◆ **What you are asked to do**: Locate every line below that contains the word "this" and copy it.

++++++++++++++++++++

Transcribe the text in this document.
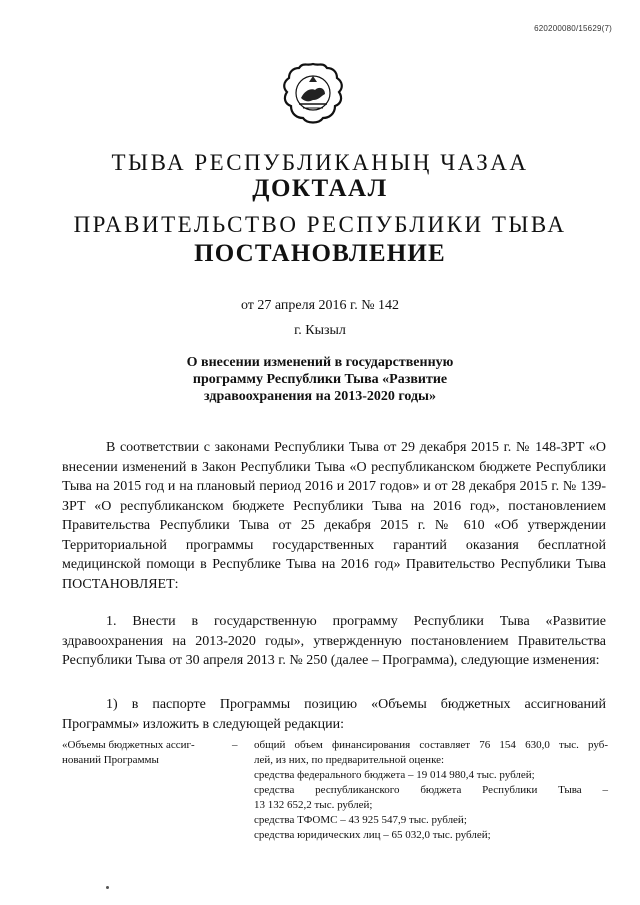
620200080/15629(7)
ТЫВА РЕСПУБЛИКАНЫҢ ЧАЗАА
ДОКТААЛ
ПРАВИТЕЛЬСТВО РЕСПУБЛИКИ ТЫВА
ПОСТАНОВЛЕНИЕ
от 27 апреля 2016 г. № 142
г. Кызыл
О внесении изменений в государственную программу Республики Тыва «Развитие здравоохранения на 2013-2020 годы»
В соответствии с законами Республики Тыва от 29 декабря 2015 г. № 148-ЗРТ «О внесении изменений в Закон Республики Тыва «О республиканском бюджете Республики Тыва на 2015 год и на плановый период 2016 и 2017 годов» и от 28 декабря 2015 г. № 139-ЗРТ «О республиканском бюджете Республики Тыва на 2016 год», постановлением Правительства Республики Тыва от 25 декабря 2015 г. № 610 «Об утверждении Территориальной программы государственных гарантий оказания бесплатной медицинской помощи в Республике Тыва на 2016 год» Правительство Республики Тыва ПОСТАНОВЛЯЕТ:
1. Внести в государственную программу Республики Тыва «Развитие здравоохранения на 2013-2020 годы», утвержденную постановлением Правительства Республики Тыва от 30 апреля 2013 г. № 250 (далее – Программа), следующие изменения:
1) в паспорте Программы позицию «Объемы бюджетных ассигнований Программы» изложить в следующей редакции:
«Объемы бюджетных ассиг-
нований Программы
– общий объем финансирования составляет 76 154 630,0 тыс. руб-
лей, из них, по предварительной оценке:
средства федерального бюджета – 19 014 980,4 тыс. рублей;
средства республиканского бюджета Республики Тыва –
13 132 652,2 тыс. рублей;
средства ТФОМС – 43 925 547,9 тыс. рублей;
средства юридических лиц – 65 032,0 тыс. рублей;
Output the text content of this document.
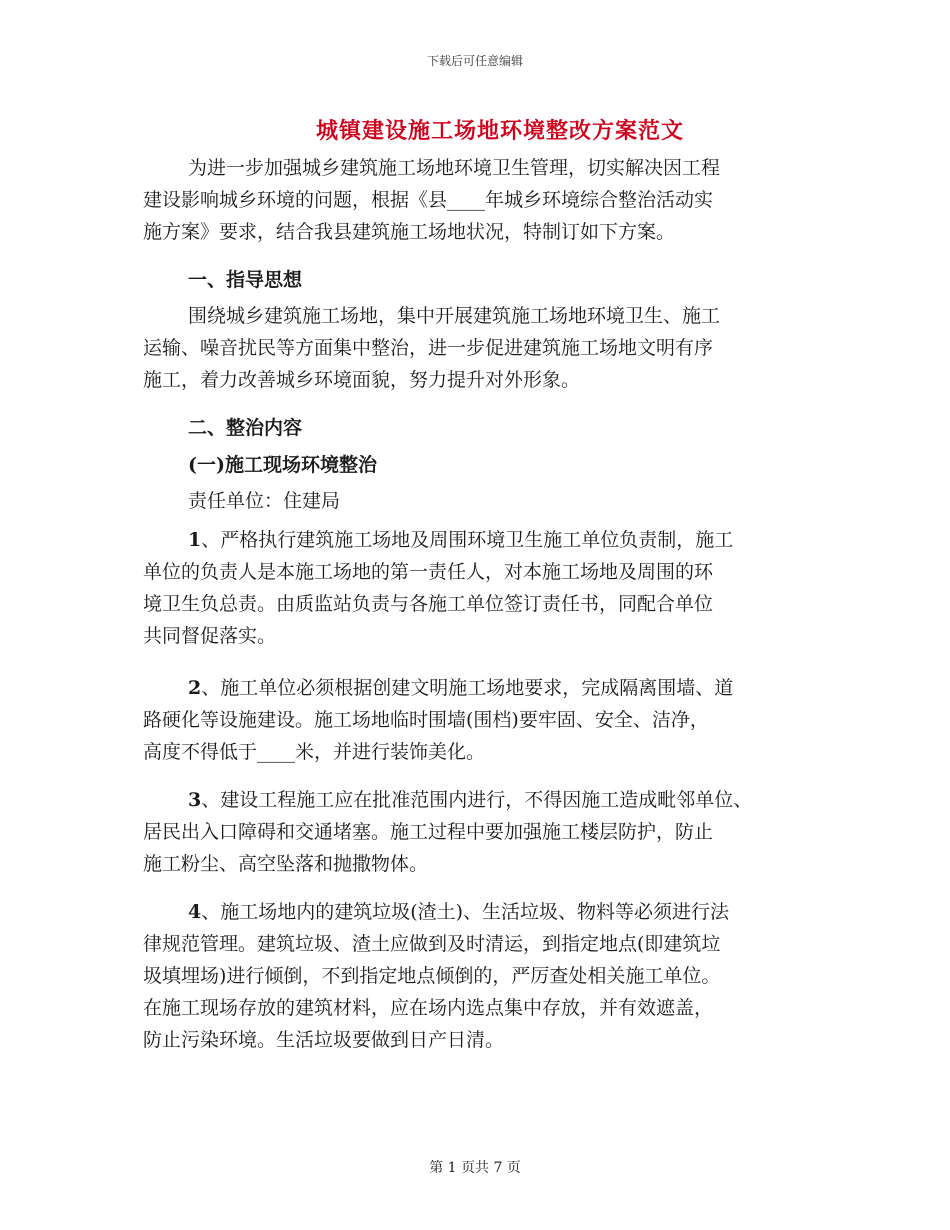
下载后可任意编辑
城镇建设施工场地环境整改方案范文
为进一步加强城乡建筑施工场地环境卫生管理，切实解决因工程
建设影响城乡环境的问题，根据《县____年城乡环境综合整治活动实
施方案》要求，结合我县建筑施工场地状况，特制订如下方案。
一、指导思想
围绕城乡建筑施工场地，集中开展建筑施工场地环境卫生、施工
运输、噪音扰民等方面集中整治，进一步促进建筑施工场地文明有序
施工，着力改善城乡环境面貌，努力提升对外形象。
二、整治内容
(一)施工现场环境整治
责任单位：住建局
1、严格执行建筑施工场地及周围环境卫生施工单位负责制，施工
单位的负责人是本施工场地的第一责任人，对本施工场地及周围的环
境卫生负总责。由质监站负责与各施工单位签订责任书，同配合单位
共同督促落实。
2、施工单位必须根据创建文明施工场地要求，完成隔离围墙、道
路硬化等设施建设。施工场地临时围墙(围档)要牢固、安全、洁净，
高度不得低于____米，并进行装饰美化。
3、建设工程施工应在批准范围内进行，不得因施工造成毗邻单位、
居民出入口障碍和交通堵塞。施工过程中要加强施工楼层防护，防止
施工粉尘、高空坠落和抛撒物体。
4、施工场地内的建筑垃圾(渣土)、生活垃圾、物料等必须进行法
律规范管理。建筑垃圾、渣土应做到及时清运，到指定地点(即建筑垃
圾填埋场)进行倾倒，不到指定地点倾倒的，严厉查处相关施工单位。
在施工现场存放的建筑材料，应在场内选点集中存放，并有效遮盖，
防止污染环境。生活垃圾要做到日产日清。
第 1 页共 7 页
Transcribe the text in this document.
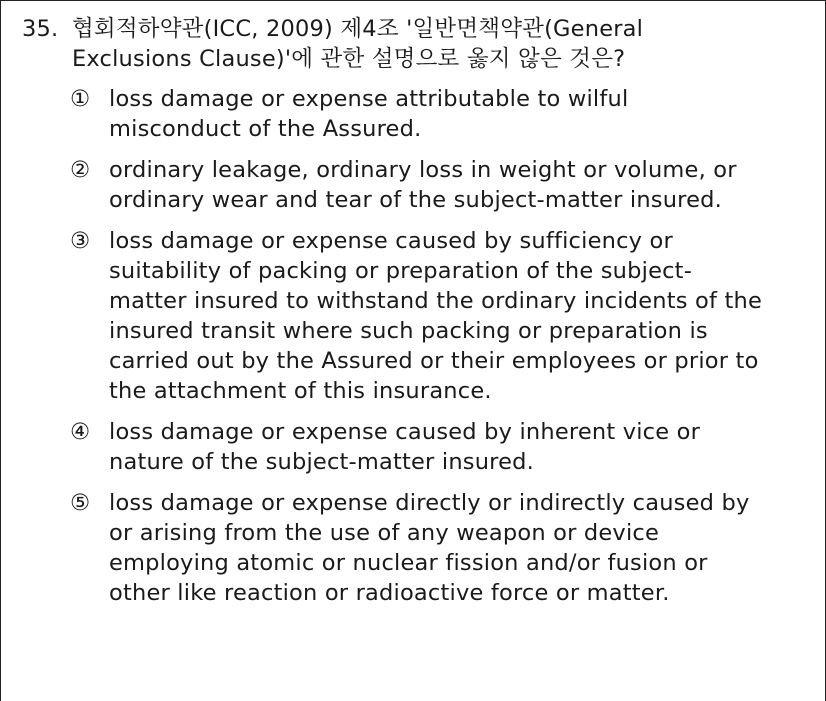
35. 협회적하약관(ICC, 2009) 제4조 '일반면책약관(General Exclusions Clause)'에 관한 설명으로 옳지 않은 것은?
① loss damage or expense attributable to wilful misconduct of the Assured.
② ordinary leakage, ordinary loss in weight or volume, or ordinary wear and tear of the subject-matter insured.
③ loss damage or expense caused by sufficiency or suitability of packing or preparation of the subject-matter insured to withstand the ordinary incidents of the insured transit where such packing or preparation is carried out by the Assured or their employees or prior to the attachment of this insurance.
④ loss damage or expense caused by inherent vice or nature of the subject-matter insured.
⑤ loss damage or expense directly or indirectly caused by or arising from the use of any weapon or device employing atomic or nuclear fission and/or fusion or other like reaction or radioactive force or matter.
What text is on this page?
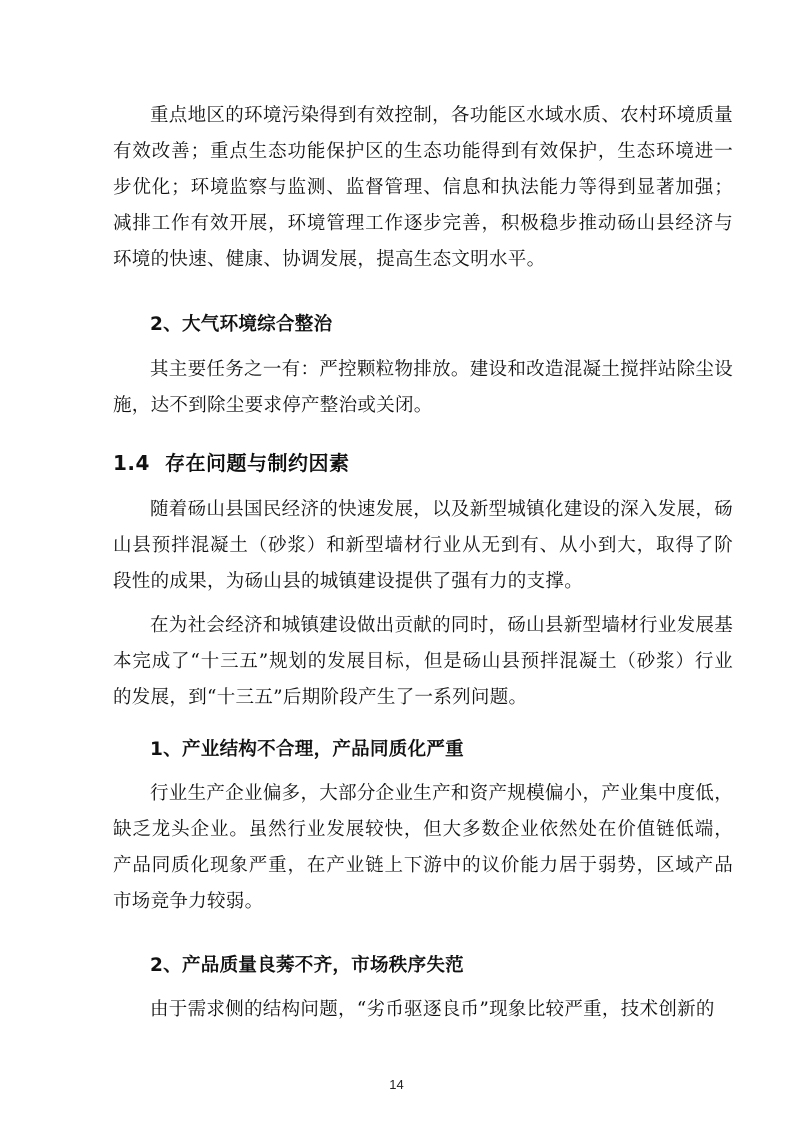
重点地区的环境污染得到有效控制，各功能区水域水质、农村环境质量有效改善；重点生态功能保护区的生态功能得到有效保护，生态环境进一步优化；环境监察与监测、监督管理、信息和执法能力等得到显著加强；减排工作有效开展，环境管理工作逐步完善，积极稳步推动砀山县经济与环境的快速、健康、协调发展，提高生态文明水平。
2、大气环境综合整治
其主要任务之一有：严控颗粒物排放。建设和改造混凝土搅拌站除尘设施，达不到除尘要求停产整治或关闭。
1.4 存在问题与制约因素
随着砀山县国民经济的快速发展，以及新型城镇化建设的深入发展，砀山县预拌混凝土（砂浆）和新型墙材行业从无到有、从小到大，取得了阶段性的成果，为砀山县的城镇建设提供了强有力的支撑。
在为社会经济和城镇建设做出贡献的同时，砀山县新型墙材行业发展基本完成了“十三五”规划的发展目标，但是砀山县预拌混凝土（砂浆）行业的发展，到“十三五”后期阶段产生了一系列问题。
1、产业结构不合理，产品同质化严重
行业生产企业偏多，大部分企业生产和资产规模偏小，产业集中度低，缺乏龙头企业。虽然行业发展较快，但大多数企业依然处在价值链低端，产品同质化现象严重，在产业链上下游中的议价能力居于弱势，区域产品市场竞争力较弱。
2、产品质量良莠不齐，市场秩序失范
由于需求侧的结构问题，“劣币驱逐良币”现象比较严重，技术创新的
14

++++++++++++++++++++

◆ **The answer**:
Transcribe the text in this document.
Output the text content of this document.
Transcribe the text in this document.
③ loss damage or expense caused by sufficiency or suitability of packing or preparation of the subject-matter insured to withstand the ordinary incidents of the insured transit where such packing or preparation is carried out by the Assured or their employees or prior to the attachment of this insurance.
What text is on this page?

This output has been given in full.